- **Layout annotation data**
%%

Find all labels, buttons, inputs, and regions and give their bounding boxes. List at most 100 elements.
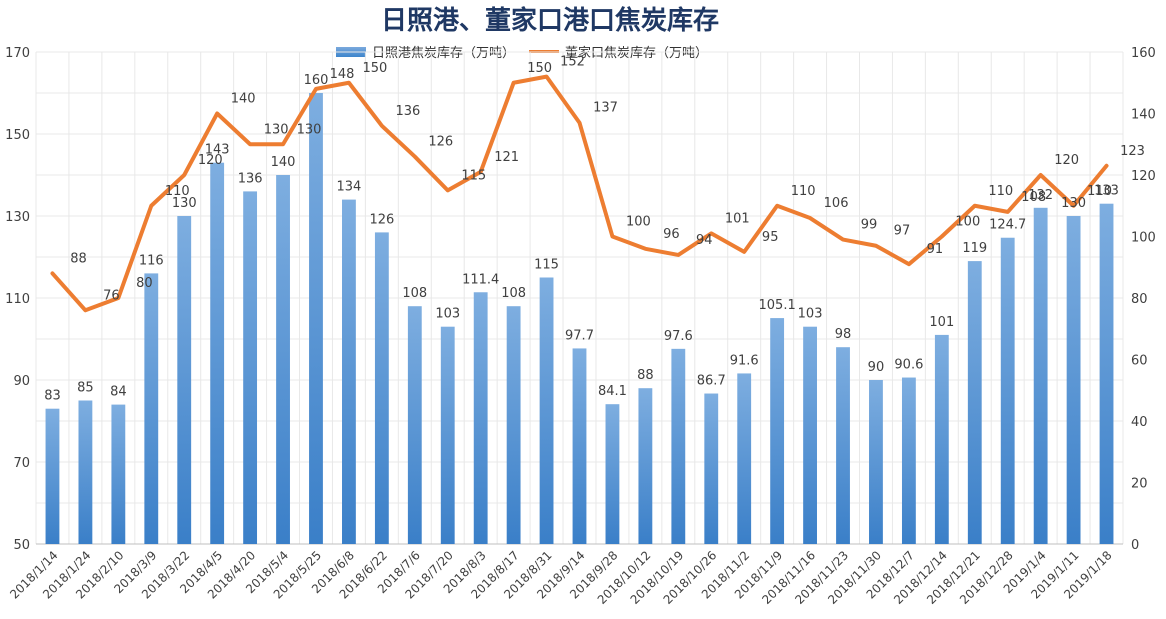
bar (1033, 207, 1048, 545)
line-data-label: 110 (791, 184, 816, 199)
bar (737, 373, 752, 544)
bar (243, 191, 258, 544)
bar (78, 400, 93, 544)
bar (934, 334, 949, 544)
bar (473, 292, 488, 544)
bar (407, 306, 422, 544)
bar (572, 348, 587, 544)
y-right-tick-label: 80 (1131, 292, 1148, 307)
bar-data-label: 101 (929, 315, 954, 330)
bar (704, 393, 719, 544)
bar (671, 348, 686, 544)
legend-label-rizhao: 日照港焦炭库存（万吨） (372, 46, 516, 61)
bar-data-label: 90.6 (894, 358, 923, 373)
y-left-tick-label: 70 (13, 456, 30, 471)
bar (440, 326, 455, 544)
y-right-tick-label: 120 (1131, 169, 1156, 184)
bar-data-label: 136 (238, 171, 263, 186)
y-left-tick-label: 130 (5, 210, 30, 225)
line-data-label: 121 (494, 150, 519, 165)
line-data-label: 91 (927, 242, 944, 257)
y-left-tick-label: 170 (5, 46, 30, 61)
line-data-label: 148 (330, 67, 355, 82)
bar-data-label: 143 (205, 143, 230, 158)
bar-data-label: 88 (637, 368, 654, 383)
bar-data-label: 134 (337, 180, 362, 195)
line-data-label: 101 (725, 211, 750, 226)
y-right-tick-label: 60 (1131, 354, 1148, 369)
line-data-label: 120 (1054, 153, 1079, 168)
bar-data-label: 130 (1061, 196, 1086, 211)
bar (638, 388, 653, 544)
bar-data-label: 98 (835, 327, 852, 342)
bar-data-label: 160 (304, 73, 329, 88)
line-data-label: 136 (395, 104, 420, 119)
line-data-label: 110 (1087, 184, 1112, 199)
line-data-label: 130 (264, 122, 289, 137)
y-right-tick-label: 160 (1131, 46, 1156, 61)
line-data-label: 120 (198, 153, 223, 168)
y-left-tick-label: 110 (5, 292, 30, 307)
bar-data-label: 140 (271, 155, 296, 170)
bar-data-label: 115 (534, 258, 559, 273)
bar (539, 277, 554, 544)
bar-data-label: 105.1 (759, 298, 796, 313)
bar-data-label: 97.6 (664, 329, 693, 344)
line-data-label: 126 (428, 135, 453, 150)
bar (770, 318, 785, 544)
bar (309, 93, 323, 544)
bar-data-label: 84 (110, 385, 127, 400)
bar (210, 162, 225, 544)
bar-data-label: 90 (868, 360, 885, 375)
bar (1099, 203, 1114, 544)
line-data-label: 108 (1021, 190, 1046, 205)
bar (1000, 237, 1015, 545)
y-right-tick-label: 140 (1131, 108, 1156, 123)
line-data-label: 95 (762, 230, 779, 245)
bar-data-label: 85 (77, 381, 94, 396)
bar (967, 261, 982, 544)
line-data-label: 152 (560, 55, 585, 70)
line-data-label: 130 (297, 122, 322, 137)
bar-data-label: 108 (501, 286, 526, 301)
line-data-label: 94 (696, 233, 713, 248)
line-data-label: 150 (527, 61, 552, 76)
line-data-label: 123 (1120, 144, 1145, 159)
bar (45, 408, 60, 544)
line-data-label: 97 (894, 224, 911, 239)
bar-data-label: 116 (139, 253, 164, 268)
bar (605, 404, 620, 544)
bar-data-label: 132 (1028, 188, 1053, 203)
bar (276, 175, 290, 544)
bar (803, 326, 817, 544)
line-data-label: 100 (626, 215, 651, 230)
line-data-label: 110 (988, 184, 1013, 199)
bar-data-label: 126 (369, 212, 394, 227)
line-data-label: 96 (663, 227, 680, 242)
line-data-label: 115 (461, 168, 486, 183)
bar (177, 216, 192, 544)
y-left-tick-label: 90 (13, 374, 30, 389)
bar-data-label: 111.4 (462, 272, 499, 287)
line-data-label: 76 (103, 288, 120, 303)
bar-data-label: 91.6 (730, 353, 759, 368)
line-data-label: 140 (231, 92, 256, 107)
bar (869, 380, 883, 544)
line-data-label: 150 (363, 61, 388, 76)
bar-data-label: 108 (402, 286, 427, 301)
y-right-tick-label: 40 (1131, 415, 1148, 430)
y-left-tick-label: 50 (13, 538, 30, 553)
bar-data-label: 83 (44, 389, 61, 404)
y-right-tick-label: 0 (1131, 538, 1139, 553)
line-data-label: 106 (824, 196, 849, 211)
y-left-tick-label: 150 (5, 128, 30, 143)
bar (506, 306, 521, 544)
bar (342, 199, 356, 544)
bar-data-label: 103 (798, 307, 823, 322)
bar (901, 377, 916, 544)
bar-data-label: 124.7 (989, 218, 1026, 233)
bar-data-label: 97.7 (565, 328, 594, 343)
bar-data-label: 103 (435, 307, 460, 322)
legend-label-dongjiakou: 董家口焦炭库存（万吨） (565, 46, 709, 61)
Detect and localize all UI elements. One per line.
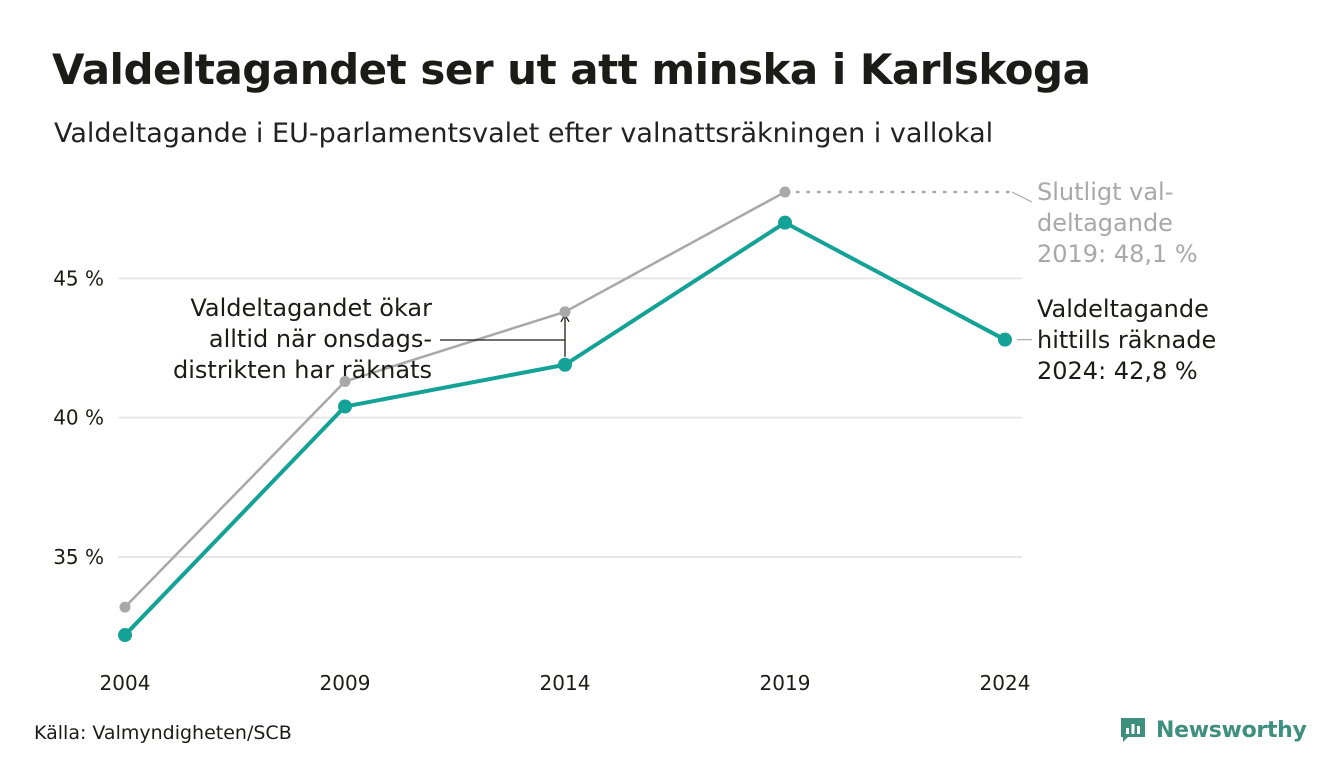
data-point-counted xyxy=(338,399,352,414)
source-note: Källa: Valmyndigheten/SCB xyxy=(34,722,292,744)
data-point-counted xyxy=(998,332,1012,347)
data-point-final xyxy=(119,601,131,613)
data-point-final xyxy=(779,186,791,198)
series-lines xyxy=(123,190,1006,637)
newsworthy-logo-icon xyxy=(1121,718,1145,742)
note-annotation: Valdeltagandet ökar xyxy=(190,294,432,322)
y-axis-ticks: 35 % 40 % 45 % xyxy=(53,266,104,569)
data-point-final xyxy=(559,306,571,318)
x-axis-ticks: 2004 2009 2014 2019 2024 xyxy=(100,671,1031,695)
final-label-connector xyxy=(1011,191,1033,203)
brand-name: Newsworthy xyxy=(1156,717,1307,743)
data-point-counted xyxy=(778,215,792,230)
final-series-label: Slutligt val- xyxy=(1037,178,1173,206)
counted-series-label: hittills räknade xyxy=(1037,326,1216,354)
annotations: Slutligt val-deltagande 2019: 48,1 % Valde… xyxy=(173,178,1216,385)
data-point-counted xyxy=(118,628,132,643)
data-point-final xyxy=(339,375,351,387)
chart-subtitle: Valdeltagande i EU-parlamentsvalet efter… xyxy=(54,118,994,149)
y-tick-label: 40 % xyxy=(53,406,104,430)
final-series-label: deltagande xyxy=(1037,209,1173,237)
final-series-label: 2019: 48,1 % xyxy=(1037,240,1198,268)
x-tick-label: 2024 xyxy=(980,671,1031,695)
counted-series-label: 2024: 42,8 % xyxy=(1037,357,1198,385)
chart-title: Valdeltagandet ser ut att minska i Karls… xyxy=(52,45,1091,94)
series-points xyxy=(118,186,1012,643)
y-tick-label: 35 % xyxy=(53,545,104,569)
brand-logo: Newsworthy xyxy=(1118,712,1307,748)
x-tick-label: 2019 xyxy=(760,671,811,695)
series-line-counted xyxy=(123,220,1006,637)
data-point-counted xyxy=(558,357,572,372)
x-tick-label: 2014 xyxy=(540,671,591,695)
gridlines xyxy=(118,277,1022,558)
y-tick-label: 45 % xyxy=(53,266,104,290)
series-line-final xyxy=(124,190,786,609)
x-tick-label: 2009 xyxy=(320,671,371,695)
x-tick-label: 2004 xyxy=(100,671,151,695)
note-annotation: distrikten har räknats xyxy=(173,356,432,384)
note-annotation: alltid när onsdags- xyxy=(209,325,432,353)
counted-series-label: Valdeltagande xyxy=(1037,295,1209,323)
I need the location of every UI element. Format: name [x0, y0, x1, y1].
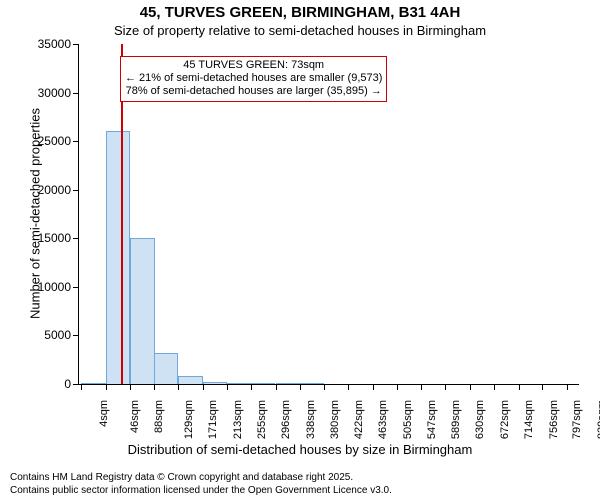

%%

- **Your task**
Count the lines in the listing above that contain the word "Valdeltagandet", treating uppercase and lowercase as different. Give only the number.

- **Answer to this exercise**
2